## Problem to solve:
Copy out the listing exactly.

## Provided information:
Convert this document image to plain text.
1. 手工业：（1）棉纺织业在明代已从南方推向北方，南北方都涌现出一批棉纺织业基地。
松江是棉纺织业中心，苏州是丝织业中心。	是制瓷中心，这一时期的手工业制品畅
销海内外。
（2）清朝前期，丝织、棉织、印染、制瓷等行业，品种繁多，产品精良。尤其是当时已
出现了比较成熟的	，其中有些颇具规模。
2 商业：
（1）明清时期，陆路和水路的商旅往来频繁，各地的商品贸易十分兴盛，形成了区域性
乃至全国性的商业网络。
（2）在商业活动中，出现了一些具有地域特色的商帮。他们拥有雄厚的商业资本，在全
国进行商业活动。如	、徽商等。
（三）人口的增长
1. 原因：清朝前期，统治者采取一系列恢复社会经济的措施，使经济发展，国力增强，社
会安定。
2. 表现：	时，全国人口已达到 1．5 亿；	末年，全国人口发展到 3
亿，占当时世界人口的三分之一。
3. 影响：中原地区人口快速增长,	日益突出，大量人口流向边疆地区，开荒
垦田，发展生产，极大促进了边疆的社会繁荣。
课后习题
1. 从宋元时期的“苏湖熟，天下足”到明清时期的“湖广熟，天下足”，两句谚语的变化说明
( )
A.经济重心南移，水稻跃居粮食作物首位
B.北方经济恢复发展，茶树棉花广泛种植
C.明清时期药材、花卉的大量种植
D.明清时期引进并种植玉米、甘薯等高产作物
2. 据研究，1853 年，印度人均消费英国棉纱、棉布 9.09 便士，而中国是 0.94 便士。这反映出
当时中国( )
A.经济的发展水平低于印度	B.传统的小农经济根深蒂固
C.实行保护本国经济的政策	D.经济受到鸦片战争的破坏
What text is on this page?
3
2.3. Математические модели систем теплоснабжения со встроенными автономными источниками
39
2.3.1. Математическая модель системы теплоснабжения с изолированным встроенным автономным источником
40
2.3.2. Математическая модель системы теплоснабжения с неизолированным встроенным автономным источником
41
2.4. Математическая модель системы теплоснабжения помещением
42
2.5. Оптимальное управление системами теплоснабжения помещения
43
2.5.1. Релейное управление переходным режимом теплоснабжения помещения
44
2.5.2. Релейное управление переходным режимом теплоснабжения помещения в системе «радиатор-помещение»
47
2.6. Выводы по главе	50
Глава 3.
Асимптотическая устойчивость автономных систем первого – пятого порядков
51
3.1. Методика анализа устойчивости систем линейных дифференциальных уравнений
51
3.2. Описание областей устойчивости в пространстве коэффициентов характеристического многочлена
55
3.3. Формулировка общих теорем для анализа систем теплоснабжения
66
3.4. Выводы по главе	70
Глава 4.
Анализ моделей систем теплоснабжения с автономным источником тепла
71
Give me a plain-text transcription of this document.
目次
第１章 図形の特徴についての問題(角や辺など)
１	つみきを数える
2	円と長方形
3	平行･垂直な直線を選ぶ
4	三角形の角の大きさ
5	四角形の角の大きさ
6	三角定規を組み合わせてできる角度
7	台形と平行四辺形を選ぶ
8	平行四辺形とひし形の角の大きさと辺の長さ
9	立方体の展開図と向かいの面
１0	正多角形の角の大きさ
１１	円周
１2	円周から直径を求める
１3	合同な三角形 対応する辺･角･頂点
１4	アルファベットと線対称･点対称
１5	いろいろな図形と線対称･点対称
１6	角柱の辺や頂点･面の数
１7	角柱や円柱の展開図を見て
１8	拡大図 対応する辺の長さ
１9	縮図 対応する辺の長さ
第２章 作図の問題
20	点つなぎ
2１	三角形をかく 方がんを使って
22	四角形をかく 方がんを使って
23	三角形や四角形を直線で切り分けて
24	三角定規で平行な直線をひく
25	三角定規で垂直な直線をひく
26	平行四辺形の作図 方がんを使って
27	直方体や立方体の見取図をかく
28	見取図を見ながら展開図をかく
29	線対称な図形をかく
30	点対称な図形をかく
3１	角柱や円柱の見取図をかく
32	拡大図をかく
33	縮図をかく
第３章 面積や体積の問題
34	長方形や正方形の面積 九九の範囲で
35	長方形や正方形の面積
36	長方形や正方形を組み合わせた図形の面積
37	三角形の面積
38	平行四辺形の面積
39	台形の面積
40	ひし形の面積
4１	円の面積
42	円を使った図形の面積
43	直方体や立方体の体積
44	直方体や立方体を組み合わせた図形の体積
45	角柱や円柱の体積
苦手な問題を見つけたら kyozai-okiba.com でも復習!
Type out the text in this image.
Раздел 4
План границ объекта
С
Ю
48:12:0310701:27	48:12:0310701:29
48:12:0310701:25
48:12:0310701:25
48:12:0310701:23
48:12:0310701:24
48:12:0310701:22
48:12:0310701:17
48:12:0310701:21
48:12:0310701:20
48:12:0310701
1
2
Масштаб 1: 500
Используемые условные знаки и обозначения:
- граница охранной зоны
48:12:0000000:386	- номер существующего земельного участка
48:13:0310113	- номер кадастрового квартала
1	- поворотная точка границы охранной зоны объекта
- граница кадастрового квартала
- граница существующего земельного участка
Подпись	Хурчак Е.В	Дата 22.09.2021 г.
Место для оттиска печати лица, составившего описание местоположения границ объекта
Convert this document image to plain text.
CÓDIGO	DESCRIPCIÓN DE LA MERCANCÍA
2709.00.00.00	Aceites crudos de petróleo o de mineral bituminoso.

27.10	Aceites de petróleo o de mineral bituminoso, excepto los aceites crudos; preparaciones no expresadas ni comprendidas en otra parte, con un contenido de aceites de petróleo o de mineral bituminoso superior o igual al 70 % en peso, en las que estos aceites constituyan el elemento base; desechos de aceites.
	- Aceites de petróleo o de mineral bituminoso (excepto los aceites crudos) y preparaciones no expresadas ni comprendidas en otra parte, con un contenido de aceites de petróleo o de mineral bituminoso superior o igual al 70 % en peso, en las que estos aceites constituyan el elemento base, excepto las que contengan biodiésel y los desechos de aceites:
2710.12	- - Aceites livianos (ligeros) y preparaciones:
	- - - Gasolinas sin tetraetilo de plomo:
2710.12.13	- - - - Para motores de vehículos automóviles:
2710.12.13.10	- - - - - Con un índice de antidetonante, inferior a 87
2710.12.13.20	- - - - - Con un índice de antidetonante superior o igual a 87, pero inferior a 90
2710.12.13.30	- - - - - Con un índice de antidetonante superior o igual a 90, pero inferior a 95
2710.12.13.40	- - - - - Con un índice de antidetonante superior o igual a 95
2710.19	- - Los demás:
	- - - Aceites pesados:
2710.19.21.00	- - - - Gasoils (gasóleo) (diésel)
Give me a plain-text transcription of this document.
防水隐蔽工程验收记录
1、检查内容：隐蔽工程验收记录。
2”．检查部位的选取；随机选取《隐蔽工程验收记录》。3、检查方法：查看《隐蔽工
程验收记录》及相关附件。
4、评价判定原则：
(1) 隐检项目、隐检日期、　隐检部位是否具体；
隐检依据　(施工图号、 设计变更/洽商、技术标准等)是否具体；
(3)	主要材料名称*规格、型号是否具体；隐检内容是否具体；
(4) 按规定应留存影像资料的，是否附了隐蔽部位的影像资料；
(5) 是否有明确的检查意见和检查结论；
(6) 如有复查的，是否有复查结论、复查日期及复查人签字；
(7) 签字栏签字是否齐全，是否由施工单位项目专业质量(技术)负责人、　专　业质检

## Response:
Convert this document image to plain text.
1. 手工业：（1）棉纺织业在明代已从南方推向北方，南北方都涌现出一批棉纺织业基地。
松江是棉纺织业中心，苏州是丝织业中心。	是制瓷中心，这一时期的手工业制品畅
销海内外。
（2）清朝前期，丝织、棉织、印染、制瓷等行业，品种繁多，产品精良。尤其是当时已
出现了比较成熟的	，其中有些颇具规模。
2 商业：
（1）明清时期，陆路和水路的商旅往来频繁，各地的商品贸易十分兴盛，形成了区域性
乃至全国性的商业网络。
（2）在商业活动中，出现了一些具有地域特色的商帮。他们拥有雄厚的商业资本，在全
国进行商业活动。如	、徽商等。
（三）人口的增长
1. 原因：清朝前期，统治者采取一系列恢复社会经济的措施，使经济发展，国力增强，社
会安定。
2. 表现：	时，全国人口已达到 1．5 亿；	末年，全国人口发展到 3
亿，占当时世界人口的三分之一。
3. 影响：中原地区人口快速增长,	日益突出，大量人口流向边疆地区，开荒
垦田，发展生产，极大促进了边疆的社会繁荣。
课后习题
1. 从宋元时期的“苏湖熟，天下足”到明清时期的“湖广熟，天下足”，两句谚语的变化说明
( )
A.经济重心南移，水稻跃居粮食作物首位
B.北方经济恢复发展，茶树棉花广泛种植
C.明清时期药材、花卉的大量种植
D.明清时期引进并种植玉米、甘薯等高产作物
2. 据研究，1853 年，印度人均消费英国棉纱、棉布 9.09 便士，而中国是 0.94 便士。这反映出
当时中国( )
A.经济的发展水平低于印度	B.传统的小农经济根深蒂固
C.实行保护本国经济的政策	D.经济受到鸦片战争的破坏
What text is on this page?
3
2.3. Математические модели систем теплоснабжения со встроенными автономными источниками
39
2.3.1. Математическая модель системы теплоснабжения с изолированным встроенным автономным источником
40
2.3.2. Математическая модель системы теплоснабжения с неизолированным встроенным автономным источником
41
2.4. Математическая модель системы теплоснабжения помещением
42
2.5. Оптимальное управление системами теплоснабжения помещения
43
2.5.1. Релейное управление переходным режимом теплоснабжения помещения
44
2.5.2. Релейное управление переходным режимом теплоснабжения помещения в системе «радиатор-помещение»
47
2.6. Выводы по главе	50
Глава 3.
Асимптотическая устойчивость автономных систем первого – пятого порядков
51
3.1. Методика анализа устойчивости систем линейных дифференциальных уравнений
51
3.2. Описание областей устойчивости в пространстве коэффициентов характеристического многочлена
55
3.3. Формулировка общих теорем для анализа систем теплоснабжения
66
3.4. Выводы по главе	70
Глава 4.
Анализ моделей систем теплоснабжения с автономным источником тепла
71
Give me a plain-text transcription of this document.
目次
第１章 図形の特徴についての問題(角や辺など)
１	つみきを数える
2	円と長方形
3	平行･垂直な直線を選ぶ
4	三角形の角の大きさ
5	四角形の角の大きさ
6	三角定規を組み合わせてできる角度
7	台形と平行四辺形を選ぶ
8	平行四辺形とひし形の角の大きさと辺の長さ
9	立方体の展開図と向かいの面
１0	正多角形の角の大きさ
１１	円周
１2	円周から直径を求める
１3	合同な三角形 対応する辺･角･頂点
１4	アルファベットと線対称･点対称
１5	いろいろな図形と線対称･点対称
１6	角柱の辺や頂点･面の数
１7	角柱や円柱の展開図を見て
１8	拡大図 対応する辺の長さ
１9	縮図 対応する辺の長さ
第２章 作図の問題
20	点つなぎ
2１	三角形をかく 方がんを使って
22	四角形をかく 方がんを使って
23	三角形や四角形を直線で切り分けて
24	三角定規で平行な直線をひく
25	三角定規で垂直な直線をひく
26	平行四辺形の作図 方がんを使って
27	直方体や立方体の見取図をかく
28	見取図を見ながら展開図をかく
29	線対称な図形をかく
30	点対称な図形をかく
3１	角柱や円柱の見取図をかく
32	拡大図をかく
33	縮図をかく
第３章 面積や体積の問題
34	長方形や正方形の面積 九九の範囲で
35	長方形や正方形の面積
36	長方形や正方形を組み合わせた図形の面積
37	三角形の面積
38	平行四辺形の面積
39	台形の面積
40	ひし形の面積
4１	円の面積
42	円を使った図形の面積
43	直方体や立方体の体積
44	直方体や立方体を組み合わせた図形の体積
45	角柱や円柱の体積
苦手な問題を見つけたら kyozai-okiba.com でも復習!
Type out the text in this image.
Раздел 4
План границ объекта
С
Ю
48:12:0310701:27	48:12:0310701:29
48:12:0310701:25
48:12:0310701:25
48:12:0310701:23
48:12:0310701:24
48:12:0310701:22
48:12:0310701:17
48:12:0310701:21
48:12:0310701:20
48:12:0310701
1
2
Масштаб 1: 500
Используемые условные знаки и обозначения:
- граница охранной зоны
48:12:0000000:386	- номер существующего земельного участка
48:13:0310113	- номер кадастрового квартала
1	- поворотная точка границы охранной зоны объекта
- граница кадастрового квартала
- граница существующего земельного участка
Подпись	Хурчак Е.В	Дата 22.09.2021 г.
Место для оттиска печати лица, составившего описание местоположения границ объекта
Convert this document image to plain text.
CÓDIGO	DESCRIPCIÓN DE LA MERCANCÍA
2709.00.00.00	Aceites crudos de petróleo o de mineral bituminoso.

27.10	Aceites de petróleo o de mineral bituminoso, excepto los aceites crudos; preparaciones no expresadas ni comprendidas en otra parte, con un contenido de aceites de petróleo o de mineral bituminoso superior o igual al 70 % en peso, en las que estos aceites constituyan el elemento base; desechos de aceites.
	- Aceites de petróleo o de mineral bituminoso (excepto los aceites crudos) y preparaciones no expresadas ni comprendidas en otra parte, con un contenido de aceites de petróleo o de mineral bituminoso superior o igual al 70 % en peso, en las que estos aceites constituyan el elemento base, excepto las que contengan biodiésel y los desechos de aceites:
2710.12	- - Aceites livianos (ligeros) y preparaciones:
	- - - Gasolinas sin tetraetilo de plomo:
2710.12.13	- - - - Para motores de vehículos automóviles:
2710.12.13.10	- - - - - Con un índice de antidetonante, inferior a 87
2710.12.13.20	- - - - - Con un índice de antidetonante superior o igual a 87, pero inferior a 90
2710.12.13.30	- - - - - Con un índice de antidetonante superior o igual a 90, pero inferior a 95
2710.12.13.40	- - - - - Con un índice de antidetonante superior o igual a 95
2710.19	- - Los demás:
	- - - Aceites pesados:
2710.19.21.00	- - - - Gasoils (gasóleo) (diésel)
Give me a plain-text transcription of this document.
防水隐蔽工程验收记录
1、检查内容：隐蔽工程验收记录。
2”．检查部位的选取；随机选取《隐蔽工程验收记录》。3、检查方法：查看《隐蔽工
程验收记录》及相关附件。
4、评价判定原则：
(1) 隐检项目、隐检日期、　隐检部位是否具体；
隐检依据　(施工图号、 设计变更/洽商、技术标准等)是否具体；
(3)	主要材料名称*规格、型号是否具体；隐检内容是否具体；
(4) 按规定应留存影像资料的，是否附了隐蔽部位的影像资料；
(5) 是否有明确的检查意见和检查结论；
(6) 如有复查的，是否有复查结论、复查日期及复查人签字；
(7) 签字栏签字是否齐全，是否由施工单位项目专业质量(技术)负责人、　专　业质检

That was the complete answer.